Data entries
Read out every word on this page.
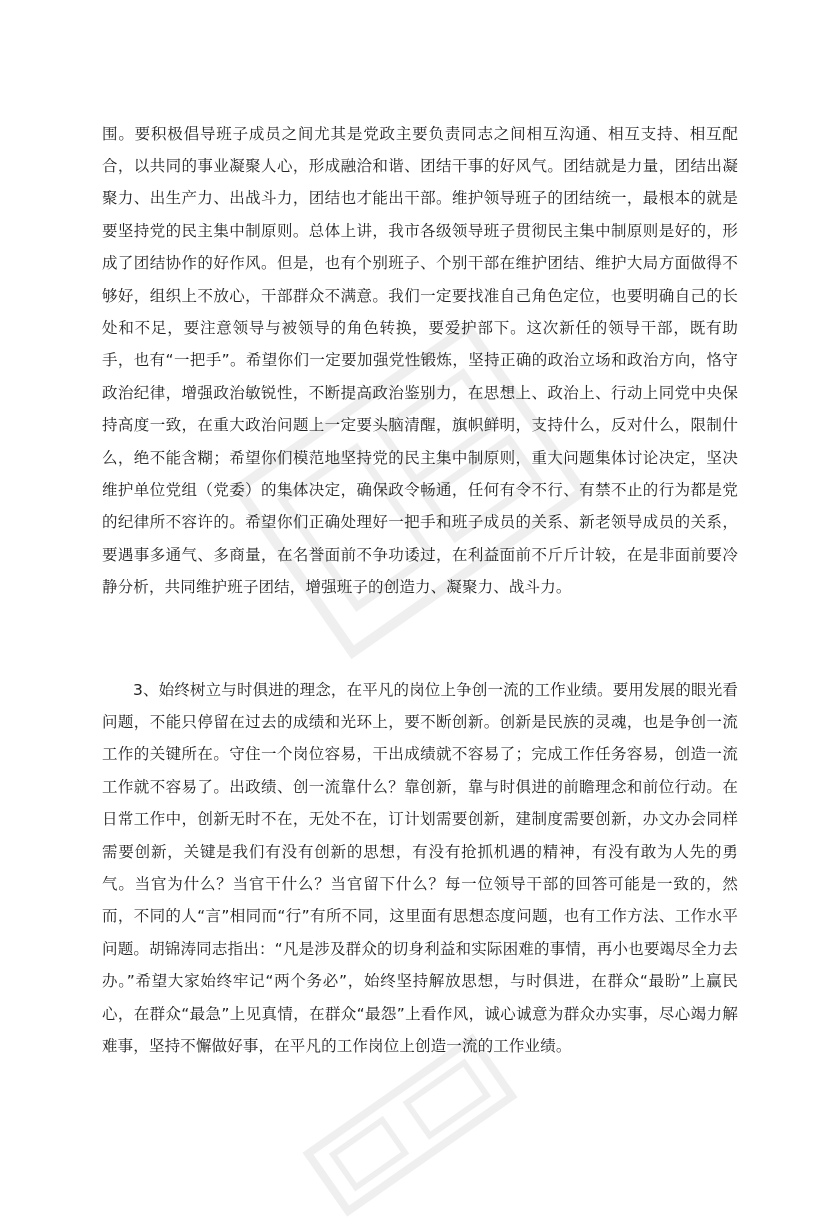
围。要积极倡导班子成员之间尤其是党政主要负责同志之间相互沟通、相互支持、相互配合，以共同的事业凝聚人心，形成融洽和谐、团结干事的好风气。团结就是力量，团结出凝聚力、出生产力、出战斗力，团结也才能出干部。维护领导班子的团结统一，最根本的就是要坚持党的民主集中制原则。总体上讲，我市各级领导班子贯彻民主集中制原则是好的，形成了团结协作的好作风。但是，也有个别班子、个别干部在维护团结、维护大局方面做得不够好，组织上不放心，干部群众不满意。我们一定要找准自己角色定位，也要明确自己的长处和不足，要注意领导与被领导的角色转换，要爱护部下。这次新任的领导干部，既有助手，也有“一把手”。希望你们一定要加强党性锻炼，坚持正确的政治立场和政治方向，恪守政治纪律，增强政治敏锐性，不断提高政治鉴别力，在思想上、政治上、行动上同党中央保持高度一致，在重大政治问题上一定要头脑清醒，旗帜鲜明，支持什么，反对什么，限制什么，绝不能含糊；希望你们模范地坚持党的民主集中制原则，重大问题集体讨论决定，坚决维护单位党组（党委）的集体决定，确保政令畅通，任何有令不行、有禁不止的行为都是党的纪律所不容许的。希望你们正确处理好一把手和班子成员的关系、新老领导成员的关系，要遇事多通气、多商量，在名誉面前不争功诿过，在利益面前不斤斤计较，在是非面前要冷静分析，共同维护班子团结，增强班子的创造力、凝聚力、战斗力。

3、始终树立与时俱进的理念，在平凡的岗位上争创一流的工作业绩。要用发展的眼光看问题，不能只停留在过去的成绩和光环上，要不断创新。创新是民族的灵魂，也是争创一流工作的关键所在。守住一个岗位容易，干出成绩就不容易了；完成工作任务容易，创造一流工作就不容易了。出政绩、创一流靠什么？靠创新，靠与时俱进的前瞻理念和前位行动。在日常工作中，创新无时不在，无处不在，订计划需要创新，建制度需要创新，办文办会同样需要创新，关键是我们有没有创新的思想，有没有抢抓机遇的精神，有没有敢为人先的勇气。当官为什么？当官干什么？当官留下什么？每一位领导干部的回答可能是一致的，然而，不同的人“言”相同而“行”有所不同，这里面有思想态度问题，也有工作方法、工作水平问题。胡锦涛同志指出：“凡是涉及群众的切身利益和实际困难的事情，再小也要竭尽全力去办。”希望大家始终牢记“两个务必”，始终坚持解放思想，与时俱进，在群众“最盼”上赢民心，在群众“最急”上见真情，在群众“最怨”上看作风，诚心诚意为群众办实事，尽心竭力解难事，坚持不懈做好事，在平凡的工作岗位上创造一流的工作业绩。
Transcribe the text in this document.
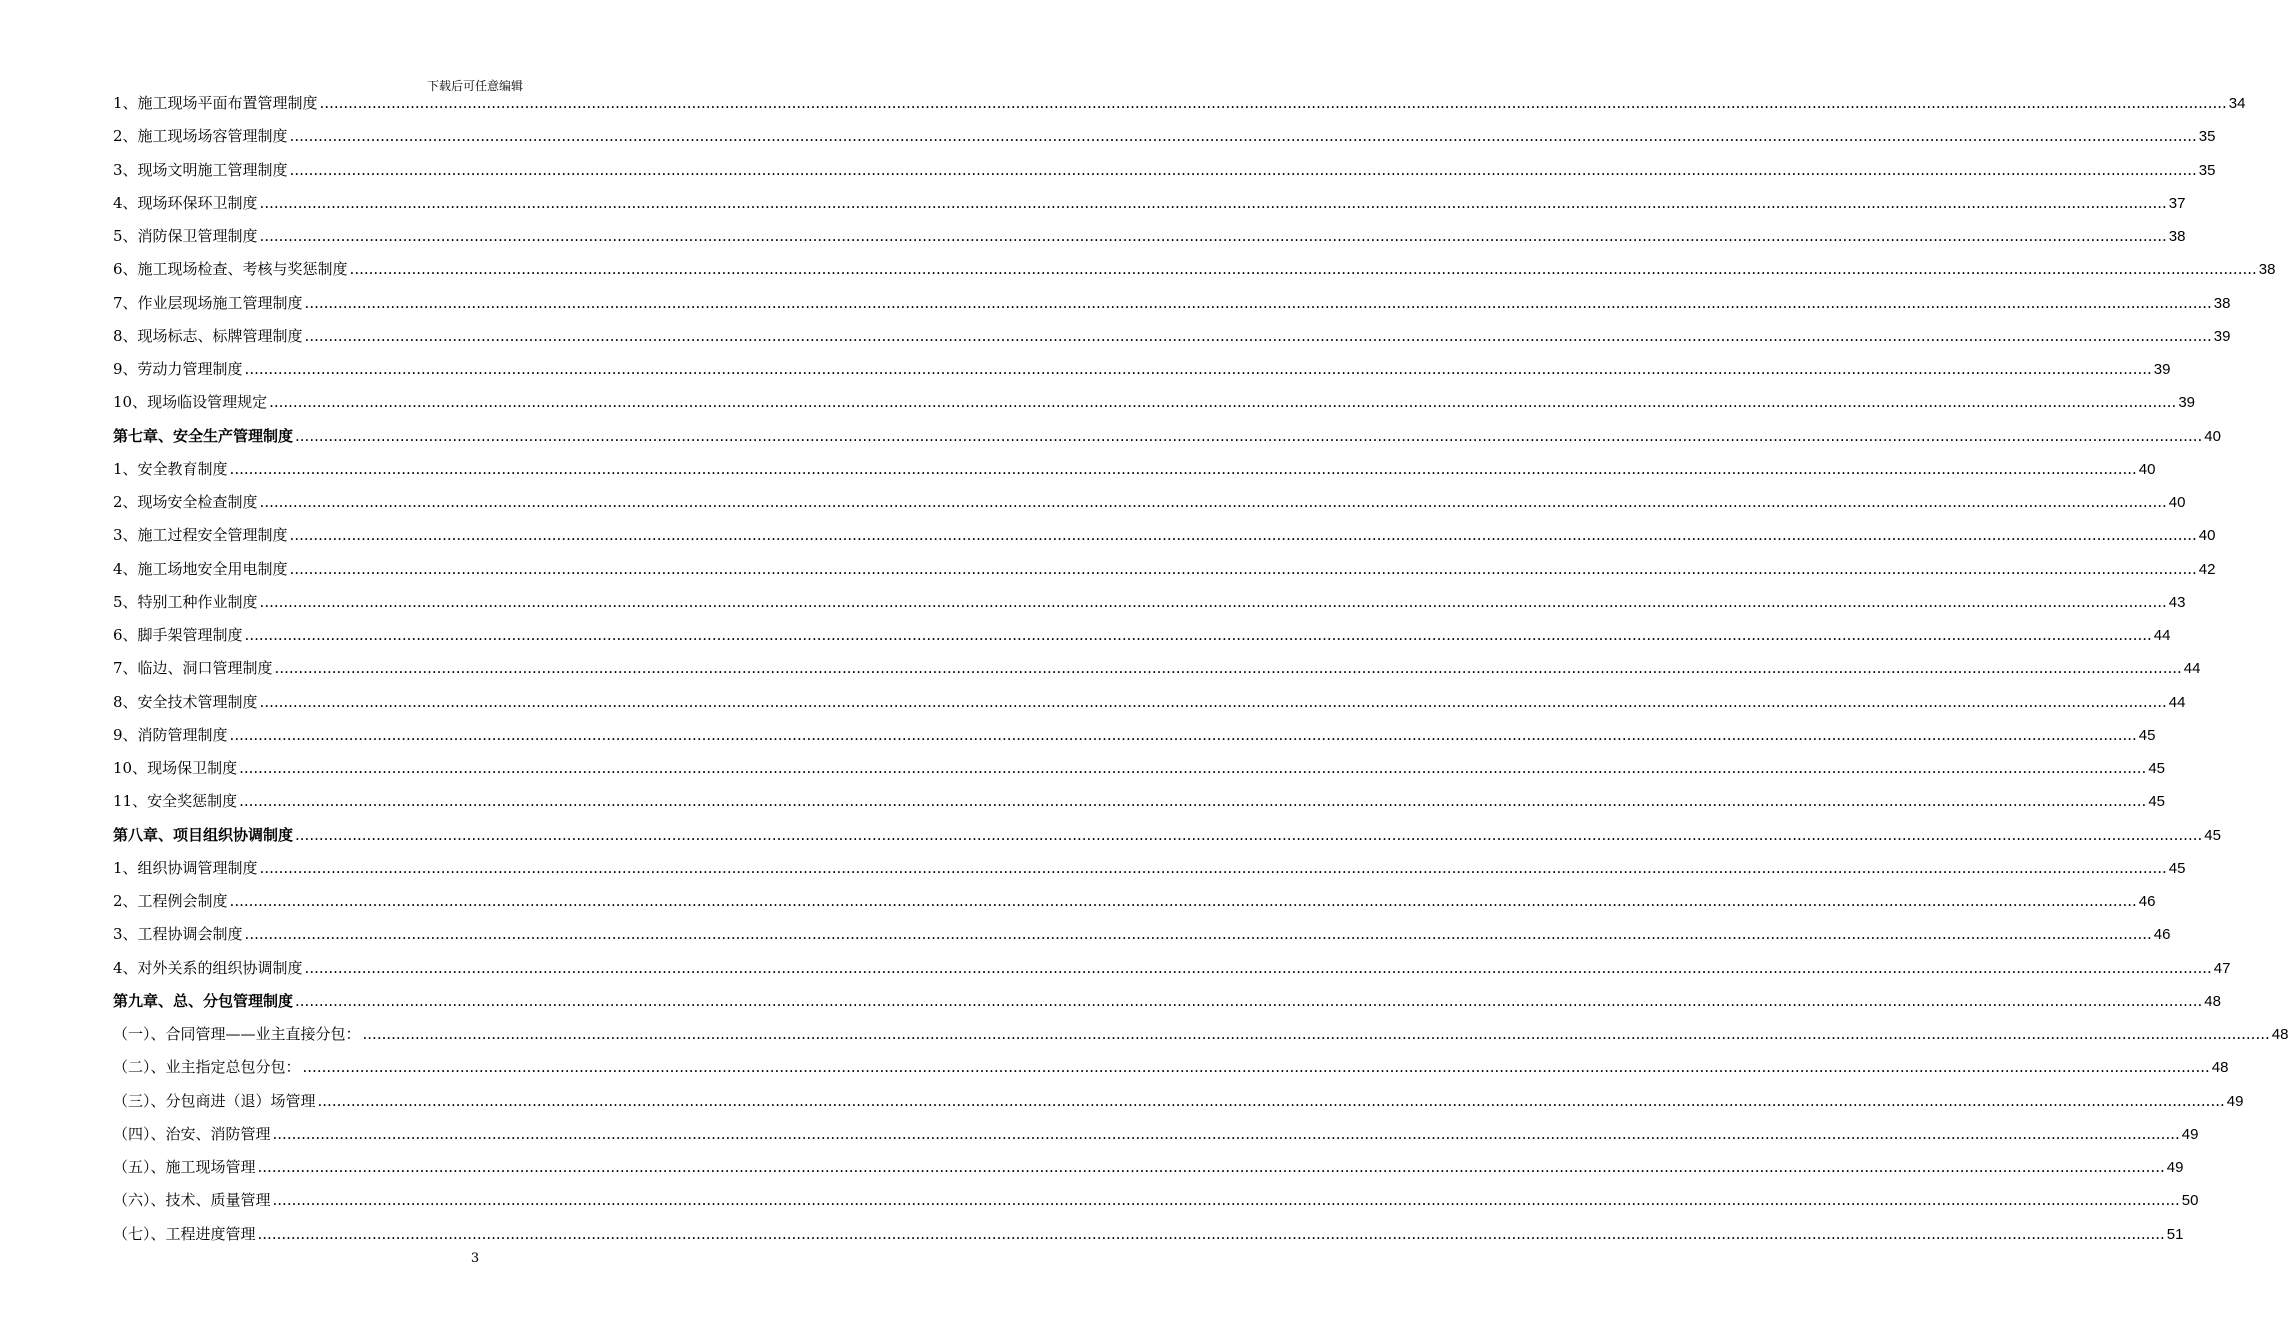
下载后可任意编辑
1、施工现场平面布置管理制度 ................................................................................................................................................................................................................................................................................................................................................................................................................ 34
2、施工现场场容管理制度 ................................................................................................................................................................................................................................................................................................................................................................................................................ 35
3、现场文明施工管理制度 ................................................................................................................................................................................................................................................................................................................................................................................................................ 35
4、现场环保环卫制度 ................................................................................................................................................................................................................................................................................................................................................................................................................ 37
5、消防保卫管理制度 ................................................................................................................................................................................................................................................................................................................................................................................................................ 38
6、施工现场检查、考核与奖惩制度 ................................................................................................................................................................................................................................................................................................................................................................................................................ 38
7、作业层现场施工管理制度 ................................................................................................................................................................................................................................................................................................................................................................................................................ 38
8、现场标志、标牌管理制度 ................................................................................................................................................................................................................................................................................................................................................................................................................ 39
9、劳动力管理制度 ................................................................................................................................................................................................................................................................................................................................................................................................................ 39
10、现场临设管理规定 ................................................................................................................................................................................................................................................................................................................................................................................................................ 39
第七章、安全生产管理制度 ................................................................................................................................................................................................................................................................................................................................................................................................................ 40
1、安全教育制度 ................................................................................................................................................................................................................................................................................................................................................................................................................ 40
2、现场安全检查制度 ................................................................................................................................................................................................................................................................................................................................................................................................................ 40
3、施工过程安全管理制度 ................................................................................................................................................................................................................................................................................................................................................................................................................ 40
4、施工场地安全用电制度 ................................................................................................................................................................................................................................................................................................................................................................................................................ 42
5、特别工种作业制度 ................................................................................................................................................................................................................................................................................................................................................................................................................ 43
6、脚手架管理制度 ................................................................................................................................................................................................................................................................................................................................................................................................................ 44
7、临边、洞口管理制度 ................................................................................................................................................................................................................................................................................................................................................................................................................ 44
8、安全技术管理制度 ................................................................................................................................................................................................................................................................................................................................................................................................................ 44
9、消防管理制度 ................................................................................................................................................................................................................................................................................................................................................................................................................ 45
10、现场保卫制度 ................................................................................................................................................................................................................................................................................................................................................................................................................ 45
11、安全奖惩制度 ................................................................................................................................................................................................................................................................................................................................................................................................................ 45
第八章、项目组织协调制度 ................................................................................................................................................................................................................................................................................................................................................................................................................ 45
1、组织协调管理制度 ................................................................................................................................................................................................................................................................................................................................................................................................................ 45
2、工程例会制度 ................................................................................................................................................................................................................................................................................................................................................................................................................ 46
3、工程协调会制度 ................................................................................................................................................................................................................................................................................................................................................................................................................ 46
4、对外关系的组织协调制度 ................................................................................................................................................................................................................................................................................................................................................................................................................ 47
第九章、总、分包管理制度 ................................................................................................................................................................................................................................................................................................................................................................................................................ 48
（一）、合同管理——业主直接分包： ................................................................................................................................................................................................................................................................................................................................................................................................................ 48
（二）、业主指定总包分包： ................................................................................................................................................................................................................................................................................................................................................................................................................ 48
（三）、分包商进（退）场管理 ................................................................................................................................................................................................................................................................................................................................................................................................................ 49
（四）、治安、消防管理 ................................................................................................................................................................................................................................................................................................................................................................................................................ 49
（五）、施工现场管理 ................................................................................................................................................................................................................................................................................................................................................................................................................ 49
（六）、技术、质量管理 ................................................................................................................................................................................................................................................................................................................................................................................................................ 50
（七）、工程进度管理 ................................................................................................................................................................................................................................................................................................................................................................................................................ 51
3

What is needed
Read through the data and copy every line where "this" shows up.

Reply
Read out every word on this page.
Transcribe the text in this document.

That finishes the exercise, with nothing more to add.